- [AIM OF THE EXERCISE]:
All entries are to be given again verbatim.

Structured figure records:
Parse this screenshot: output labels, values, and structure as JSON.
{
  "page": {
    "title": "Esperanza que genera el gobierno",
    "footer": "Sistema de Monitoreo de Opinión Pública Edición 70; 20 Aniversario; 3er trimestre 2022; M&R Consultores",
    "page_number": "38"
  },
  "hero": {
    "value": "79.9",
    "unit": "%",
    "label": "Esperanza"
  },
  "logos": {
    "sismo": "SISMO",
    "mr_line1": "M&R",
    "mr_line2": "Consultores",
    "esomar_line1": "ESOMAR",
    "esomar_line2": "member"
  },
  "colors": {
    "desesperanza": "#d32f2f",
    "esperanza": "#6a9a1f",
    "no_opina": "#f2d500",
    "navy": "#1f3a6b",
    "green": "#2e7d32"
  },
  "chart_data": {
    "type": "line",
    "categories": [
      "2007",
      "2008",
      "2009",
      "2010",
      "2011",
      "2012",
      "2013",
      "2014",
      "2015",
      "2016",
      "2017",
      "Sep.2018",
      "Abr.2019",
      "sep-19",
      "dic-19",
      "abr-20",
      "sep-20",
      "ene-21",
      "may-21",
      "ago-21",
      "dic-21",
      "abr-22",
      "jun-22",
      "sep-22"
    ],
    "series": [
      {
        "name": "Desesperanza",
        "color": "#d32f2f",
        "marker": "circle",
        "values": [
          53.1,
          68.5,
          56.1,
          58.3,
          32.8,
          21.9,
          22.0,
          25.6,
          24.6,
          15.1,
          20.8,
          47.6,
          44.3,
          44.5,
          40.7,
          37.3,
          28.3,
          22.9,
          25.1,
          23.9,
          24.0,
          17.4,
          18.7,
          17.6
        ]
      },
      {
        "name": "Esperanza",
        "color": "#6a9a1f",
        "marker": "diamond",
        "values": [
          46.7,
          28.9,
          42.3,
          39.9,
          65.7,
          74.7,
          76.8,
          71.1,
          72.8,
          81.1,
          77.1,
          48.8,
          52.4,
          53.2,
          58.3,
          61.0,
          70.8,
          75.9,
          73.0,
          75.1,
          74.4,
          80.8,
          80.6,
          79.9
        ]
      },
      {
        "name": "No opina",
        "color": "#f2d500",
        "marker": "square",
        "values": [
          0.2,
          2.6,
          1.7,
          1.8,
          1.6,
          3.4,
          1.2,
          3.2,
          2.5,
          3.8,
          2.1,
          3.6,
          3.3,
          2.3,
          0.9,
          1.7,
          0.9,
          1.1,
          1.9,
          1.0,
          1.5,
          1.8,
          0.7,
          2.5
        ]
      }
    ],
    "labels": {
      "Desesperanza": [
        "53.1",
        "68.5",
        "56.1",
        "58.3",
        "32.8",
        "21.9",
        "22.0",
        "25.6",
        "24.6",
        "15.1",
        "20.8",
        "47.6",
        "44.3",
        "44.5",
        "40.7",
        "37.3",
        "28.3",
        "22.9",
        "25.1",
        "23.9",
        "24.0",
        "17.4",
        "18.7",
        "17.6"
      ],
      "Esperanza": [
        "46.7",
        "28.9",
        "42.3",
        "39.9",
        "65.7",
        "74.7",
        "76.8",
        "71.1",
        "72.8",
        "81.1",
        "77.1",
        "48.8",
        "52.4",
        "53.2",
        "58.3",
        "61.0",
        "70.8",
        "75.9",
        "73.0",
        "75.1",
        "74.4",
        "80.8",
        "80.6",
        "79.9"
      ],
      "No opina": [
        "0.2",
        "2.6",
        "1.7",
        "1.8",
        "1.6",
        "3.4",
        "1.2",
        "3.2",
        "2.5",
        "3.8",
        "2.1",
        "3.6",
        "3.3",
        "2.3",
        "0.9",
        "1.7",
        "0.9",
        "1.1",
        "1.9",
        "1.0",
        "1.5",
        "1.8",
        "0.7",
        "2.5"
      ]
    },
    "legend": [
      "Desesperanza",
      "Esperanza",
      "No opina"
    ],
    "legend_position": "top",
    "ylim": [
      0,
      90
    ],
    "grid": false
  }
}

- [RIGHT ANSWER]:
Parse this screenshot: output labels, values, and structure as JSON.
{
  "page": {
    "title": "Esperanza que genera el gobierno",
    "footer": "Sistema de Monitoreo de Opinión Pública Edición 70; 20 Aniversario; 3er trimestre 2022; M&R Consultores",
    "page_number": "38"
  },
  "hero": {
    "value": "79.9",
    "unit": "%",
    "label": "Esperanza"
  },
  "logos": {
    "sismo": "SISMO",
    "mr_line1": "M&R",
    "mr_line2": "Consultores",
    "esomar_line1": "ESOMAR",
    "esomar_line2": "member"
  },
  "colors": {
    "desesperanza": "#d32f2f",
    "esperanza": "#6a9a1f",
    "no_opina": "#f2d500",
    "navy": "#1f3a6b",
    "green": "#2e7d32"
  },
  "chart_data": {
    "type": "line",
    "categories": [
      "2007",
      "2008",
      "2009",
      "2010",
      "2011",
      "2012",
      "2013",
      "2014",
      "2015",
      "2016",
      "2017",
      "Sep.2018",
      "Abr.2019",
      "sep-19",
      "dic-19",
      "abr-20",
      "sep-20",
      "ene-21",
      "may-21",
      "ago-21",
      "dic-21",
      "abr-22",
      "jun-22",
      "sep-22"
    ],
    "series": [
      {
        "name": "Desesperanza",
        "color": "#d32f2f",
        "marker": "circle",
        "values": [
          53.1,
          68.5,
          56.1,
          58.3,
          32.8,
          21.9,
          22.0,
          25.6,
          24.6,
          15.1,
          20.8,
          47.6,
          44.3,
          44.5,
          40.7,
          37.3,
          28.3,
          22.9,
          25.1,
          23.9,
          24.0,
          17.4,
          18.7,
          17.6
        ]
      },
      {
        "name": "Esperanza",
        "color": "#6a9a1f",
        "marker": "diamond",
        "values": [
          46.7,
          28.9,
          42.3,
          39.9,
          65.7,
          74.7,
          76.8,
          71.1,
          72.8,
          81.1,
          77.1,
          48.8,
          52.4,
          53.2,
          58.3,
          61.0,
          70.8,
          75.9,
          73.0,
          75.1,
          74.4,
          80.8,
          80.6,
          79.9
        ]
      },
      {
        "name": "No opina",
        "color": "#f2d500",
        "marker": "square",
        "values": [
          0.2,
          2.6,
          1.7,
          1.8,
          1.6,
          3.4,
          1.2,
          3.2,
          2.5,
          3.8,
          2.1,
          3.6,
          3.3,
          2.3,
          0.9,
          1.7,
          0.9,
          1.1,
          1.9,
          1.0,
          1.5,
          1.8,
          0.7,
          2.5
        ]
      }
    ],
    "labels": {
      "Desesperanza": [
        "53.1",
        "68.5",
        "56.1",
        "58.3",
        "32.8",
        "21.9",
        "22.0",
        "25.6",
        "24.6",
        "15.1",
        "20.8",
        "47.6",
        "44.3",
        "44.5",
        "40.7",
        "37.3",
        "28.3",
        "22.9",
        "25.1",
        "23.9",
        "24.0",
        "17.4",
        "18.7",
        "17.6"
      ],
      "Esperanza": [
        "46.7",
        "28.9",
        "42.3",
        "39.9",
        "65.7",
        "74.7",
        "76.8",
        "71.1",
        "72.8",
        "81.1",
        "77.1",
        "48.8",
        "52.4",
        "53.2",
        "58.3",
        "61.0",
        "70.8",
        "75.9",
        "73.0",
        "75.1",
        "74.4",
        "80.8",
        "80.6",
        "79.9"
      ],
      "No opina": [
        "0.2",
        "2.6",
        "1.7",
        "1.8",
        "1.6",
        "3.4",
        "1.2",
        "3.2",
        "2.5",
        "3.8",
        "2.1",
        "3.6",
        "3.3",
        "2.3",
        "0.9",
        "1.7",
        "0.9",
        "1.1",
        "1.9",
        "1.0",
        "1.5",
        "1.8",
        "0.7",
        "2.5"
      ]
    },
    "legend": [
      "Desesperanza",
      "Esperanza",
      "No opina"
    ],
    "legend_position": "top",
    "ylim": [
      0,
      90
    ],
    "grid": false
  }
}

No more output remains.